Dataset rows about figures:
══════

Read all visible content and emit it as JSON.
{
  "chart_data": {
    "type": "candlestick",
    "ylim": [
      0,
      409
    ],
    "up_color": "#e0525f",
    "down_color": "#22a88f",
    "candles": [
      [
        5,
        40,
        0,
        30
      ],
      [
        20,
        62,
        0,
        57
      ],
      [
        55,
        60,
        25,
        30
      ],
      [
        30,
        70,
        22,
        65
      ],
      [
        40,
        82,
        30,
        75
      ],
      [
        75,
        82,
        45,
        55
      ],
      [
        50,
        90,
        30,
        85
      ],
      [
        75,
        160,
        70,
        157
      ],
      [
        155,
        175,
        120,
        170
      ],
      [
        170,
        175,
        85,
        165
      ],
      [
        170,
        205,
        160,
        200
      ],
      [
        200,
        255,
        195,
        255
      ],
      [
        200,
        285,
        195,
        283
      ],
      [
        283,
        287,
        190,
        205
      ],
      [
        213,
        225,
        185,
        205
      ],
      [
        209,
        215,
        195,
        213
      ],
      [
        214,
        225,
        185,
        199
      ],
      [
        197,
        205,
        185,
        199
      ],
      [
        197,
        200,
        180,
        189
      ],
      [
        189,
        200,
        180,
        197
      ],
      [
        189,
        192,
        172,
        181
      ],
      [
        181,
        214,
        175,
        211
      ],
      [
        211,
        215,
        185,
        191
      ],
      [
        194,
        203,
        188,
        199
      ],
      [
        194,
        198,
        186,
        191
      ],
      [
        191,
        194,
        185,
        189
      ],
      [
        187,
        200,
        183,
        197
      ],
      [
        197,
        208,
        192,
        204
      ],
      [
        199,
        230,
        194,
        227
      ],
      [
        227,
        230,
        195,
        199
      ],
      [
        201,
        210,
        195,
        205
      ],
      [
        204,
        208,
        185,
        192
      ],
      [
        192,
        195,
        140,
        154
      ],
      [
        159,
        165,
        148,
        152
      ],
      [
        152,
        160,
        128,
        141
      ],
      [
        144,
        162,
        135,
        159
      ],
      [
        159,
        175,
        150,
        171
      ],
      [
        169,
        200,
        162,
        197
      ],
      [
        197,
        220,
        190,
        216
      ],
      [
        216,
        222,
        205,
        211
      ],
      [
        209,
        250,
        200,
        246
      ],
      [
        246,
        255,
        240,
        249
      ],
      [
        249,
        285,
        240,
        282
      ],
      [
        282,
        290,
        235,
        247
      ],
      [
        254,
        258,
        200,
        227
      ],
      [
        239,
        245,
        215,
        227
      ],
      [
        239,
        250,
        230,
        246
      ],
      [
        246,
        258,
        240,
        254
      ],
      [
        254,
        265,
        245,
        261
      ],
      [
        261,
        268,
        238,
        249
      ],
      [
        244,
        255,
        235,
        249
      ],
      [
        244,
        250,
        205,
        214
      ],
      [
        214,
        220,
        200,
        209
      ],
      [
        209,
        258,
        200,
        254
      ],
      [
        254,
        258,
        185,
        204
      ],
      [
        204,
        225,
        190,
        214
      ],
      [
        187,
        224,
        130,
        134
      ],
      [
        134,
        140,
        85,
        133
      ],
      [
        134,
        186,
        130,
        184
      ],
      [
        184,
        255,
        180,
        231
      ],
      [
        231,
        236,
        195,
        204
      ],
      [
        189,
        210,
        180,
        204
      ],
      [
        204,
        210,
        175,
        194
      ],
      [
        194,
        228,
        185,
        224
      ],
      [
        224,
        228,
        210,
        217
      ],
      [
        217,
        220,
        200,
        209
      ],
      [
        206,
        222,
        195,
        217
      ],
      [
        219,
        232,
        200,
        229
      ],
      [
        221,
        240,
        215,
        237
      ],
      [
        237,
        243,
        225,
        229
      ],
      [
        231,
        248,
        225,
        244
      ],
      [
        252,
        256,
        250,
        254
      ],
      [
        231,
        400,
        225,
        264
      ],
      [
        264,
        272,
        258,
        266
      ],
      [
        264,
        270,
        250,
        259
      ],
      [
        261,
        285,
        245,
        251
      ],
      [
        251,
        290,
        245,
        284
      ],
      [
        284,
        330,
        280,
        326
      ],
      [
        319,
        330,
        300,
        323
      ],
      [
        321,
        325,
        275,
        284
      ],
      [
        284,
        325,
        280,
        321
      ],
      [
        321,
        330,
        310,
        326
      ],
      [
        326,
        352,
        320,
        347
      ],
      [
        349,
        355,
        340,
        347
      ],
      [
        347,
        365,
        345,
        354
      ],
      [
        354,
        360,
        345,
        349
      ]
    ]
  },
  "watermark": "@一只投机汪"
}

══════

Directions:
Above are the records; retype every one exactly.

Answer to the problem:
Read all visible content and emit it as JSON.
{
  "chart_data": {
    "type": "candlestick",
    "ylim": [
      0,
      409
    ],
    "up_color": "#e0525f",
    "down_color": "#22a88f",
    "candles": [
      [
        5,
        40,
        0,
        30
      ],
      [
        20,
        62,
        0,
        57
      ],
      [
        55,
        60,
        25,
        30
      ],
      [
        30,
        70,
        22,
        65
      ],
      [
        40,
        82,
        30,
        75
      ],
      [
        75,
        82,
        45,
        55
      ],
      [
        50,
        90,
        30,
        85
      ],
      [
        75,
        160,
        70,
        157
      ],
      [
        155,
        175,
        120,
        170
      ],
      [
        170,
        175,
        85,
        165
      ],
      [
        170,
        205,
        160,
        200
      ],
      [
        200,
        255,
        195,
        255
      ],
      [
        200,
        285,
        195,
        283
      ],
      [
        283,
        287,
        190,
        205
      ],
      [
        213,
        225,
        185,
        205
      ],
      [
        209,
        215,
        195,
        213
      ],
      [
        214,
        225,
        185,
        199
      ],
      [
        197,
        205,
        185,
        199
      ],
      [
        197,
        200,
        180,
        189
      ],
      [
        189,
        200,
        180,
        197
      ],
      [
        189,
        192,
        172,
        181
      ],
      [
        181,
        214,
        175,
        211
      ],
      [
        211,
        215,
        185,
        191
      ],
      [
        194,
        203,
        188,
        199
      ],
      [
        194,
        198,
        186,
        191
      ],
      [
        191,
        194,
        185,
        189
      ],
      [
        187,
        200,
        183,
        197
      ],
      [
        197,
        208,
        192,
        204
      ],
      [
        199,
        230,
        194,
        227
      ],
      [
        227,
        230,
        195,
        199
      ],
      [
        201,
        210,
        195,
        205
      ],
      [
        204,
        208,
        185,
        192
      ],
      [
        192,
        195,
        140,
        154
      ],
      [
        159,
        165,
        148,
        152
      ],
      [
        152,
        160,
        128,
        141
      ],
      [
        144,
        162,
        135,
        159
      ],
      [
        159,
        175,
        150,
        171
      ],
      [
        169,
        200,
        162,
        197
      ],
      [
        197,
        220,
        190,
        216
      ],
      [
        216,
        222,
        205,
        211
      ],
      [
        209,
        250,
        200,
        246
      ],
      [
        246,
        255,
        240,
        249
      ],
      [
        249,
        285,
        240,
        282
      ],
      [
        282,
        290,
        235,
        247
      ],
      [
        254,
        258,
        200,
        227
      ],
      [
        239,
        245,
        215,
        227
      ],
      [
        239,
        250,
        230,
        246
      ],
      [
        246,
        258,
        240,
        254
      ],
      [
        254,
        265,
        245,
        261
      ],
      [
        261,
        268,
        238,
        249
      ],
      [
        244,
        255,
        235,
        249
      ],
      [
        244,
        250,
        205,
        214
      ],
      [
        214,
        220,
        200,
        209
      ],
      [
        209,
        258,
        200,
        254
      ],
      [
        254,
        258,
        185,
        204
      ],
      [
        204,
        225,
        190,
        214
      ],
      [
        187,
        224,
        130,
        134
      ],
      [
        134,
        140,
        85,
        133
      ],
      [
        134,
        186,
        130,
        184
      ],
      [
        184,
        255,
        180,
        231
      ],
      [
        231,
        236,
        195,
        204
      ],
      [
        189,
        210,
        180,
        204
      ],
      [
        204,
        210,
        175,
        194
      ],
      [
        194,
        228,
        185,
        224
      ],
      [
        224,
        228,
        210,
        217
      ],
      [
        217,
        220,
        200,
        209
      ],
      [
        206,
        222,
        195,
        217
      ],
      [
        219,
        232,
        200,
        229
      ],
      [
        221,
        240,
        215,
        237
      ],
      [
        237,
        243,
        225,
        229
      ],
      [
        231,
        248,
        225,
        244
      ],
      [
        252,
        256,
        250,
        254
      ],
      [
        231,
        400,
        225,
        264
      ],
      [
        264,
        272,
        258,
        266
      ],
      [
        264,
        270,
        250,
        259
      ],
      [
        261,
        285,
        245,
        251
      ],
      [
        251,
        290,
        245,
        284
      ],
      [
        284,
        330,
        280,
        326
      ],
      [
        319,
        330,
        300,
        323
      ],
      [
        321,
        325,
        275,
        284
      ],
      [
        284,
        325,
        280,
        321
      ],
      [
        321,
        330,
        310,
        326
      ],
      [
        326,
        352,
        320,
        347
      ],
      [
        349,
        355,
        340,
        347
      ],
      [
        347,
        365,
        345,
        354
      ],
      [
        354,
        360,
        345,
        349
      ]
    ]
  },
  "watermark": "@一只投机汪"
}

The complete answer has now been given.